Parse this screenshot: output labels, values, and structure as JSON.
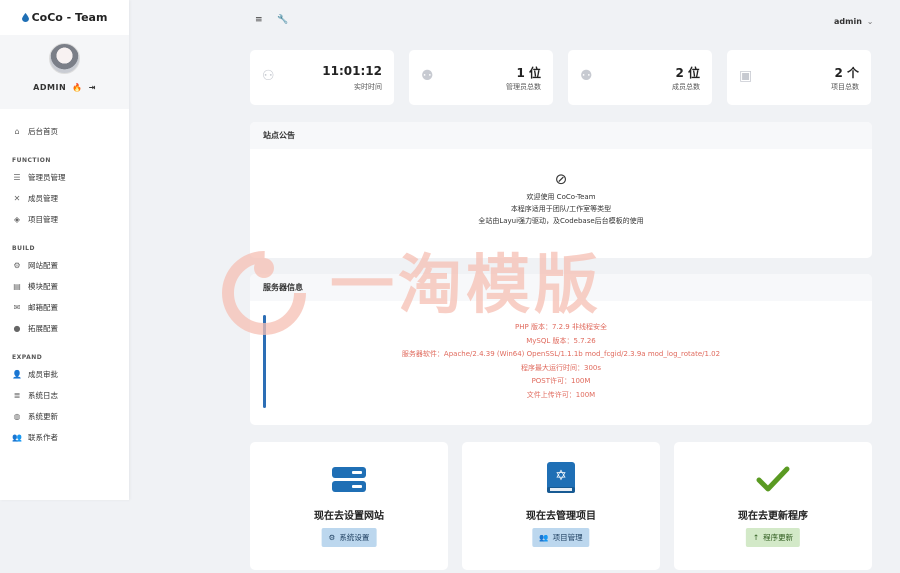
{
  "app": {
    "brand": "CoCo - Team"
  },
  "sidebar": {
    "user": "ADMIN",
    "home": "后台首页",
    "sections": [
      {
        "title": "FUNCTION",
        "items": [
          {
            "label": "管理员管理",
            "icon": "list-icon"
          },
          {
            "label": "成员管理",
            "icon": "tools-icon"
          },
          {
            "label": "项目管理",
            "icon": "layers-icon"
          }
        ]
      },
      {
        "title": "BUILD",
        "items": [
          {
            "label": "网站配置",
            "icon": "cogs-icon"
          },
          {
            "label": "模块配置",
            "icon": "server-icon"
          },
          {
            "label": "邮箱配置",
            "icon": "envelope-open-icon"
          },
          {
            "label": "拓展配置",
            "icon": "bomb-icon"
          }
        ]
      },
      {
        "title": "EXPAND",
        "items": [
          {
            "label": "成员审批",
            "icon": "user-plus-icon"
          },
          {
            "label": "系统日志",
            "icon": "log-list-icon"
          },
          {
            "label": "系统更新",
            "icon": "globe-icon"
          },
          {
            "label": "联系作者",
            "icon": "users-icon"
          }
        ]
      }
    ]
  },
  "header": {
    "user": "admin"
  },
  "stats": [
    {
      "value": "11:01:12",
      "label": "实时时间",
      "icon": "sitemap-icon"
    },
    {
      "value": "1 位",
      "label": "管理员总数",
      "icon": "users-group-icon"
    },
    {
      "value": "2 位",
      "label": "成员总数",
      "icon": "users-icon"
    },
    {
      "value": "2 个",
      "label": "项目总数",
      "icon": "briefcase-icon"
    }
  ],
  "notice": {
    "title": "站点公告",
    "lines": [
      "欢迎使用 CoCo-Team",
      "本程序适用于团队/工作室等类型",
      "全站由Layui强力驱动，及Codebase后台模板的使用"
    ]
  },
  "server": {
    "title": "服务器信息",
    "lines": [
      "PHP 版本：7.2.9 非线程安全",
      "MySQL 版本：5.7.26",
      "服务器软件：Apache/2.4.39 (Win64) OpenSSL/1.1.1b mod_fcgid/2.3.9a mod_log_rotate/1.02",
      "程序最大运行时间：300s",
      "POST许可：100M",
      "文件上传许可：100M"
    ]
  },
  "actions": [
    {
      "title": "现在去设置网站",
      "button": "系统设置",
      "icon": "server-stack-icon"
    },
    {
      "title": "现在去管理项目",
      "button": "项目管理",
      "icon": "book-star-icon"
    },
    {
      "title": "现在去更新程序",
      "button": "程序更新",
      "icon": "check-icon"
    }
  ],
  "watermark": {
    "text": "一淘模版"
  },
  "colors": {
    "accent": "#1f6fb5",
    "check": "#5a9a22",
    "server_text": "#e06a5d"
  }
}
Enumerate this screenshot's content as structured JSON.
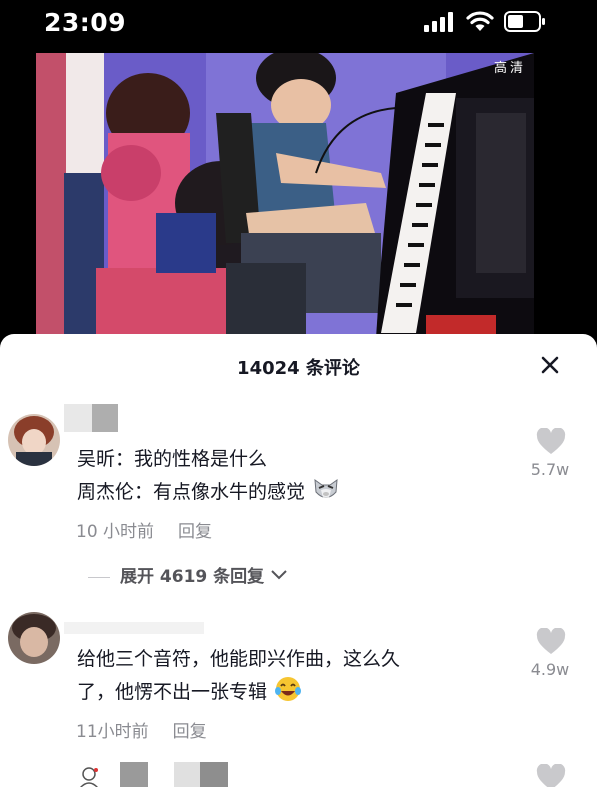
{
  "status_bar": {
    "time": "23:09"
  },
  "video": {
    "quality_label": "高清",
    "scene_description_icon": "piano-performance-scene"
  },
  "comments_panel": {
    "title": "14024 条评论",
    "close_icon": "close-icon",
    "comments": [
      {
        "line1": "吴昕：我的性格是什么",
        "line2": "周杰伦：有点像水牛的感觉",
        "emoji": "dog-face-emoji",
        "time": "10 小时前",
        "reply": "回复",
        "likes": "5.7w",
        "expand_replies": "展开 4619 条回复"
      },
      {
        "line1": "给他三个音符，他能即兴作曲，这么久",
        "line2": "了，他愣不出一张专辑",
        "emoji": "crying-laughing-emoji",
        "time": "11小时前",
        "reply": "回复",
        "likes": "4.9w"
      }
    ]
  },
  "colors": {
    "sheet_bg": "#ffffff",
    "primary_text": "#161823",
    "secondary_text": "#8a8b91",
    "like_icon": "#c9c9cc"
  }
}
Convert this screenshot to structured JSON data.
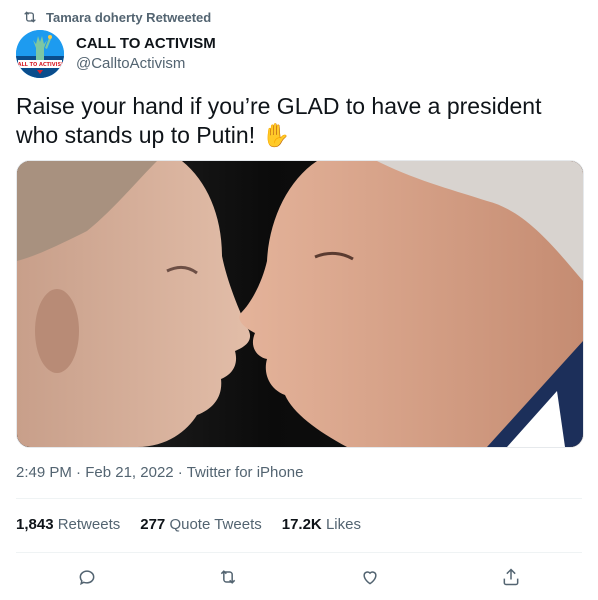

________________

**Written request:**
Gather up the lines containing the word "screenshot" from these records and copy them.

**Exercise result:**
Parse this screenshot: output labels, values, and structure as JSON.
Enumerate this screenshot's content as structured JSON.
Convert this screenshot to structured JSON data.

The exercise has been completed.